■ Given problem
Change "quote-line" to "quote-text" in the lines starting with the line that contains "Output each element" and going on through the line that contains "- bio-text: University, where". Give back only those lines, with nothing else altered.

-- Start Data lines --

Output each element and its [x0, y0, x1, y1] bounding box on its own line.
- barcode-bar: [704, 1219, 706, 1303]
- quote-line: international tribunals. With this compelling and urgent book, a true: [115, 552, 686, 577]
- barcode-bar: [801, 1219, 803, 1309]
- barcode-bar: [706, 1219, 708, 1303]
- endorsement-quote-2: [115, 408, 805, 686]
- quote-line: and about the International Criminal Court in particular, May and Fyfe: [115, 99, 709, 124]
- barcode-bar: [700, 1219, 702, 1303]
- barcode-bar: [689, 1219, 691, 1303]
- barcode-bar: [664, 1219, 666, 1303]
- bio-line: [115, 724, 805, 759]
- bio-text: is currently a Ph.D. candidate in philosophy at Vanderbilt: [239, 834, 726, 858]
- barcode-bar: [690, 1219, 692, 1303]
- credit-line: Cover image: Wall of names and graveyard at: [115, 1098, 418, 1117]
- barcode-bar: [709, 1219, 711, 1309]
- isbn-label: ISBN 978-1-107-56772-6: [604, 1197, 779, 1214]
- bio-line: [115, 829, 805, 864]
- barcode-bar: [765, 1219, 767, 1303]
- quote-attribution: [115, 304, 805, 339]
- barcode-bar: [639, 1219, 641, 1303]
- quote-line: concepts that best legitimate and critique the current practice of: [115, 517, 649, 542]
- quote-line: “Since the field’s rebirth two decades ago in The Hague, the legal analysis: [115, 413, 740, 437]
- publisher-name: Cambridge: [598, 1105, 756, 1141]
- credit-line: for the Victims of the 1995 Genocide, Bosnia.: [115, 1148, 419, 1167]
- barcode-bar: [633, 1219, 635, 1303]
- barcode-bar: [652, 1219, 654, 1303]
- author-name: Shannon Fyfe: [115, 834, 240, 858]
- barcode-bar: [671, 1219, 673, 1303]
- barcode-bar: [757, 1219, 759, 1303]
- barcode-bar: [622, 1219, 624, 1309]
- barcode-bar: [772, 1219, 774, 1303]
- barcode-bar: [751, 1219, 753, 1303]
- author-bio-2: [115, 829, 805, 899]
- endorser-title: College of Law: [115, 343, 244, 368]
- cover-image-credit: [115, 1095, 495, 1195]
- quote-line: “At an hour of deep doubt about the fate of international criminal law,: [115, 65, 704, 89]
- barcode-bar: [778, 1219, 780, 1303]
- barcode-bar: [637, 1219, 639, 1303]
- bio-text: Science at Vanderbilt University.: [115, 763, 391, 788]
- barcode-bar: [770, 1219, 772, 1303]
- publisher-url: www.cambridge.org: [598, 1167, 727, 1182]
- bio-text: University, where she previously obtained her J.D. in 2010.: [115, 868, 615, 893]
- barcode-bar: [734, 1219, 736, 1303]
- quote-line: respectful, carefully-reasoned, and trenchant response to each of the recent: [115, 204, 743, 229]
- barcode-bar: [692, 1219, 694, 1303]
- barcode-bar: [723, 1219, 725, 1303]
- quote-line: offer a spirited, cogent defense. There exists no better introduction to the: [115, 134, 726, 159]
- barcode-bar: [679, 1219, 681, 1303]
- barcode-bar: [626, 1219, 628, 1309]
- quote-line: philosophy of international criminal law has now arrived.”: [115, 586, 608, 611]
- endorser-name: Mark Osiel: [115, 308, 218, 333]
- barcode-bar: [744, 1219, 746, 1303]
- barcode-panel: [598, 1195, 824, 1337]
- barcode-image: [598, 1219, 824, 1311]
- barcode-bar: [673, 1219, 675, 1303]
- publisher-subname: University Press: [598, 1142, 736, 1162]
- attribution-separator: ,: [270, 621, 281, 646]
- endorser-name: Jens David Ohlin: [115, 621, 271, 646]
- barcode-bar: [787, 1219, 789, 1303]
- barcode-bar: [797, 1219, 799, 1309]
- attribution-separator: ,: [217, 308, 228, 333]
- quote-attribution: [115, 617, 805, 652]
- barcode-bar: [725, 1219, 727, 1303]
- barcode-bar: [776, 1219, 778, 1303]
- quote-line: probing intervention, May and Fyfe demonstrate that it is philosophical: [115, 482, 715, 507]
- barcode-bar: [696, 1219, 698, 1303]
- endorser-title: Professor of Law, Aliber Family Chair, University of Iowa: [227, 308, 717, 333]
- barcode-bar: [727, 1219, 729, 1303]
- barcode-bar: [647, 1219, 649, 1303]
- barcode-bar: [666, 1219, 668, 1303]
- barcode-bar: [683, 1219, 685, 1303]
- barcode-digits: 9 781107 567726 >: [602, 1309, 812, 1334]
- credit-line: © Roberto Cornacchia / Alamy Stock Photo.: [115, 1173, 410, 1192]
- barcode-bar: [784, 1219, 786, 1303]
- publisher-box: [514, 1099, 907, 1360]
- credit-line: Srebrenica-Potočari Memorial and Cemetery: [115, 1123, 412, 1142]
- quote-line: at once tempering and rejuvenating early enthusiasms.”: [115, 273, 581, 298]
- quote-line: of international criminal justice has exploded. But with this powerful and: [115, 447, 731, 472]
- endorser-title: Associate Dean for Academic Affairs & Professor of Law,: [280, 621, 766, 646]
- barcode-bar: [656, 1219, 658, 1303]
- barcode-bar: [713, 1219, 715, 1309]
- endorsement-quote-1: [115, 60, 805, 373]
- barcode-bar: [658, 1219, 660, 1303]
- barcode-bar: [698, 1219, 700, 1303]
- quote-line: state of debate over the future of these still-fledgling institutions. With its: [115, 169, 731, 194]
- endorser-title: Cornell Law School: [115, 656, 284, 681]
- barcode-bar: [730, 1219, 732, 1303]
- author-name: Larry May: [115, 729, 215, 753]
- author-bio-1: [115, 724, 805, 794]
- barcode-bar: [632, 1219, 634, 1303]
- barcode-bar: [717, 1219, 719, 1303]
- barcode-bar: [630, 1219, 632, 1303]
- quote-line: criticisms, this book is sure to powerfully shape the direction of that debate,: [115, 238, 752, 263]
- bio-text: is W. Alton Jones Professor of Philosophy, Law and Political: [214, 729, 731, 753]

-- End Data lines --
-- Start Data lines --

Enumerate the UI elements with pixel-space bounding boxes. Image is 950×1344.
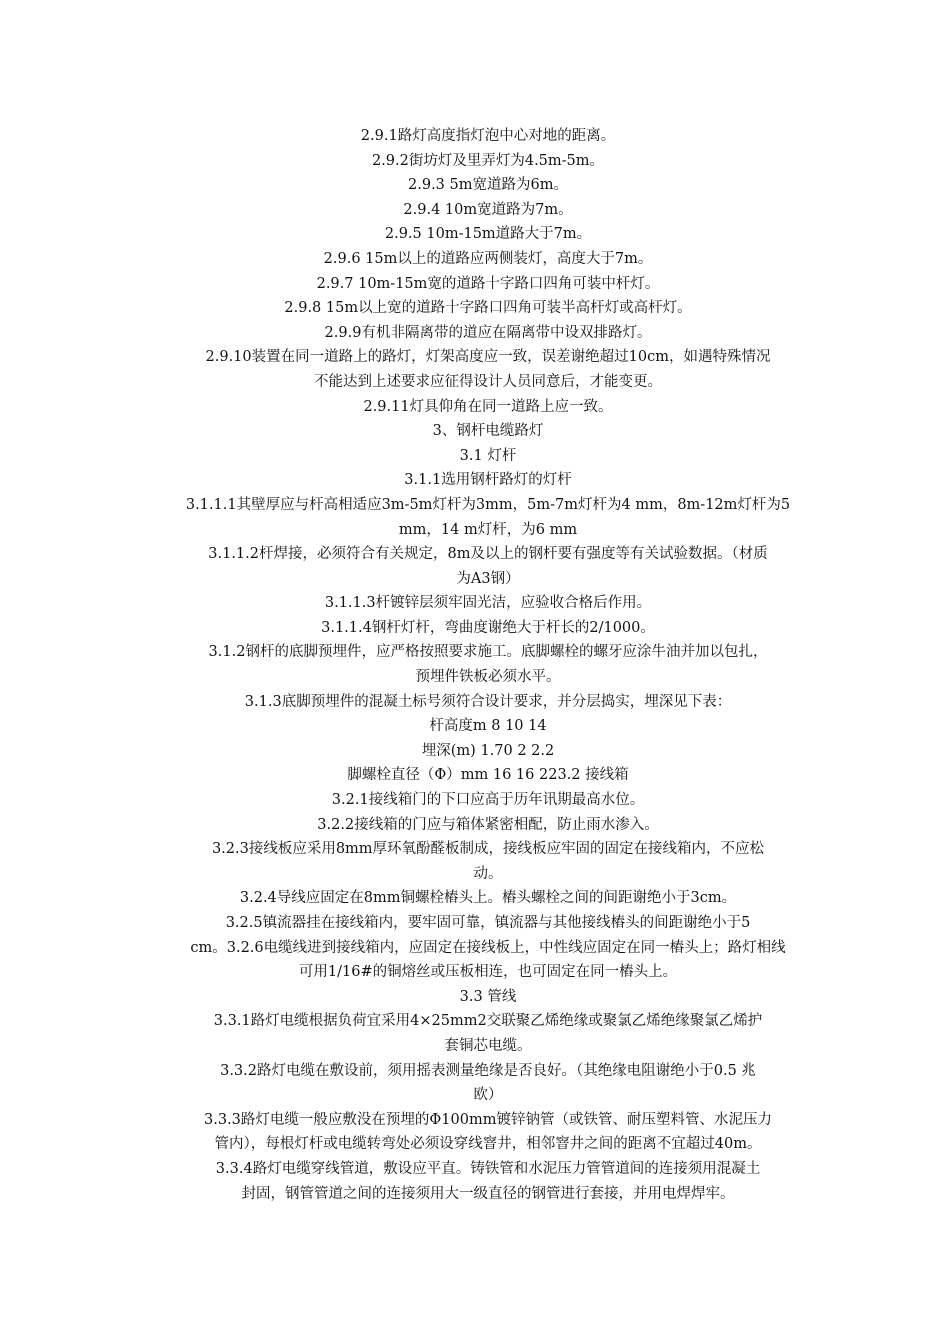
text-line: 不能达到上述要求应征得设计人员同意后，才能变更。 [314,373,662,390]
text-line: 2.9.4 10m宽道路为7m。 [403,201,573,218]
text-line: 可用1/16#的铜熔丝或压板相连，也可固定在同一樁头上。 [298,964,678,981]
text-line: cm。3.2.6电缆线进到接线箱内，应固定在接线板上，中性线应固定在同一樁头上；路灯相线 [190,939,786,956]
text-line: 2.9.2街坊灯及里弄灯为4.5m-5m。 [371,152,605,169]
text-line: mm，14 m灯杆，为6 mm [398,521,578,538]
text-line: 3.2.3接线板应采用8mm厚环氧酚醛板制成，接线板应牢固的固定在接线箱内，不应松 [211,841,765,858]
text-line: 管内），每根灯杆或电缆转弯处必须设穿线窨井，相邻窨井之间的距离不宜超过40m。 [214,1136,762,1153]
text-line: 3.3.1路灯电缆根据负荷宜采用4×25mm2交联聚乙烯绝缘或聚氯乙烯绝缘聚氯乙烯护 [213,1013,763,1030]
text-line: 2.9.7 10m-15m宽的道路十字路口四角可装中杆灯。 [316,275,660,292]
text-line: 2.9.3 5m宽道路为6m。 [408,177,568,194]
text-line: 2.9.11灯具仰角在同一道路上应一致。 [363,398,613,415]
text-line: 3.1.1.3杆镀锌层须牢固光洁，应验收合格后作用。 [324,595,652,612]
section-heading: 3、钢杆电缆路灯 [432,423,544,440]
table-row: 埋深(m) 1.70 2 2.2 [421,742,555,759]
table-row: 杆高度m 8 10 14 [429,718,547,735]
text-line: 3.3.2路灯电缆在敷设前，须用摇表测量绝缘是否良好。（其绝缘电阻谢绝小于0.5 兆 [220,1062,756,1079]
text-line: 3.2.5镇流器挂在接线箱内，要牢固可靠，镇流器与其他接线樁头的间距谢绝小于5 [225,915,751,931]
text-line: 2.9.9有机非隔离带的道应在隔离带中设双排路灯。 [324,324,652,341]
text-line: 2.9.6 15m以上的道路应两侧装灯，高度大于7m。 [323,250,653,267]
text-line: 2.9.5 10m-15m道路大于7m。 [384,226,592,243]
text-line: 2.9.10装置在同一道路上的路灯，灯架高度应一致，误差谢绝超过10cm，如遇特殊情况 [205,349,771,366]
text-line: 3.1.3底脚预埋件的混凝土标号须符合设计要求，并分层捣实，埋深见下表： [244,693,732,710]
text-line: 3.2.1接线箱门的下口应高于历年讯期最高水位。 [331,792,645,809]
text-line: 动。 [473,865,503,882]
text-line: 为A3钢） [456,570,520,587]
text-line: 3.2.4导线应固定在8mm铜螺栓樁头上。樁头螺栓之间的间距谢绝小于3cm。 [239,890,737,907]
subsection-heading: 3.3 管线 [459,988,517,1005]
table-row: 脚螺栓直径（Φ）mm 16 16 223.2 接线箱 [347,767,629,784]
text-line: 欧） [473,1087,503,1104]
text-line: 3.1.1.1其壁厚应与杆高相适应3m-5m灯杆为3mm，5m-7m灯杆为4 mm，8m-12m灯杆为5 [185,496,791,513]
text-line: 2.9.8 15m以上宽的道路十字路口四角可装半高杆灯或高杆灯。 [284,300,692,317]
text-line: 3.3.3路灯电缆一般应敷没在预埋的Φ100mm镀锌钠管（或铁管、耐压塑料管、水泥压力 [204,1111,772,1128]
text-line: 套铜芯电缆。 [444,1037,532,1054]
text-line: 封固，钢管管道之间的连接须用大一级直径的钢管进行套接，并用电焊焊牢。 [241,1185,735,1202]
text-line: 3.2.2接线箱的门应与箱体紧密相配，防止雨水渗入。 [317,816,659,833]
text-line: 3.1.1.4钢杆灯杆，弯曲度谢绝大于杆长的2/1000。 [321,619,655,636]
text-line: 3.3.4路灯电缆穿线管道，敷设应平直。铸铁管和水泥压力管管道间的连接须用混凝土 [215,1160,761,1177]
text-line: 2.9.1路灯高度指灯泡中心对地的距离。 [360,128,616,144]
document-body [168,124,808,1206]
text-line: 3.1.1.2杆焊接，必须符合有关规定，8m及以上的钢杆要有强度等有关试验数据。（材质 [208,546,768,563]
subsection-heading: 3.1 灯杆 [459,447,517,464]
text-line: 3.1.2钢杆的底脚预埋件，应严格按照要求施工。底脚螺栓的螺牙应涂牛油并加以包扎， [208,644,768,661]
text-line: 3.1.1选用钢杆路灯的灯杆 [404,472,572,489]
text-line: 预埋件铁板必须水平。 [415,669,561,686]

-- End Data lines --

■ Response to this exercise
Output each element and its [x0, y0, x1, y1] bounding box on its own line.
- barcode-bar: [704, 1219, 706, 1303]
- quote-text: international tribunals. With this compelling and urgent book, a true: [115, 552, 686, 577]
- barcode-bar: [801, 1219, 803, 1309]
- barcode-bar: [706, 1219, 708, 1303]
- endorsement-quote-2: [115, 408, 805, 686]
- quote-text: and about the International Criminal Court in particular, May and Fyfe: [115, 99, 709, 124]
- barcode-bar: [700, 1219, 702, 1303]
- barcode-bar: [689, 1219, 691, 1303]
- barcode-bar: [664, 1219, 666, 1303]
- bio-line: [115, 724, 805, 759]
- bio-text: is currently a Ph.D. candidate in philosophy at Vanderbilt: [239, 834, 726, 858]
- barcode-bar: [690, 1219, 692, 1303]
- credit-line: Cover image: Wall of names and graveyard at: [115, 1098, 418, 1117]
- barcode-bar: [709, 1219, 711, 1309]
- isbn-label: ISBN 978-1-107-56772-6: [604, 1197, 779, 1214]
- bio-line: [115, 829, 805, 864]
- barcode-bar: [765, 1219, 767, 1303]
- quote-attribution: [115, 304, 805, 339]
- barcode-bar: [639, 1219, 641, 1303]
- quote-text: concepts that best legitimate and critique the current practice of: [115, 517, 649, 542]
- quote-text: “Since the field’s rebirth two decades ago in The Hague, the legal analysis: [115, 413, 740, 437]
- publisher-name: Cambridge: [598, 1105, 756, 1141]
- credit-line: for the Victims of the 1995 Genocide, Bosnia.: [115, 1148, 419, 1167]
- barcode-bar: [633, 1219, 635, 1303]
- barcode-bar: [652, 1219, 654, 1303]
- author-name: Shannon Fyfe: [115, 834, 240, 858]
- barcode-bar: [671, 1219, 673, 1303]
- barcode-bar: [757, 1219, 759, 1303]
- barcode-bar: [622, 1219, 624, 1309]
- barcode-bar: [772, 1219, 774, 1303]
- barcode-bar: [751, 1219, 753, 1303]
- author-bio-2: [115, 829, 805, 899]
- endorser-title: College of Law: [115, 343, 244, 368]
- cover-image-credit: [115, 1095, 495, 1195]
- quote-text: “At an hour of deep doubt about the fate of international criminal law,: [115, 65, 704, 89]
- barcode-bar: [778, 1219, 780, 1303]
- barcode-bar: [637, 1219, 639, 1303]
- bio-text: Science at Vanderbilt University.: [115, 763, 391, 788]
- barcode-bar: [770, 1219, 772, 1303]
- publisher-url: www.cambridge.org: [598, 1167, 727, 1182]
- bio-text: University, where she previously obtained her J.D. in 2010.: [115, 868, 615, 893]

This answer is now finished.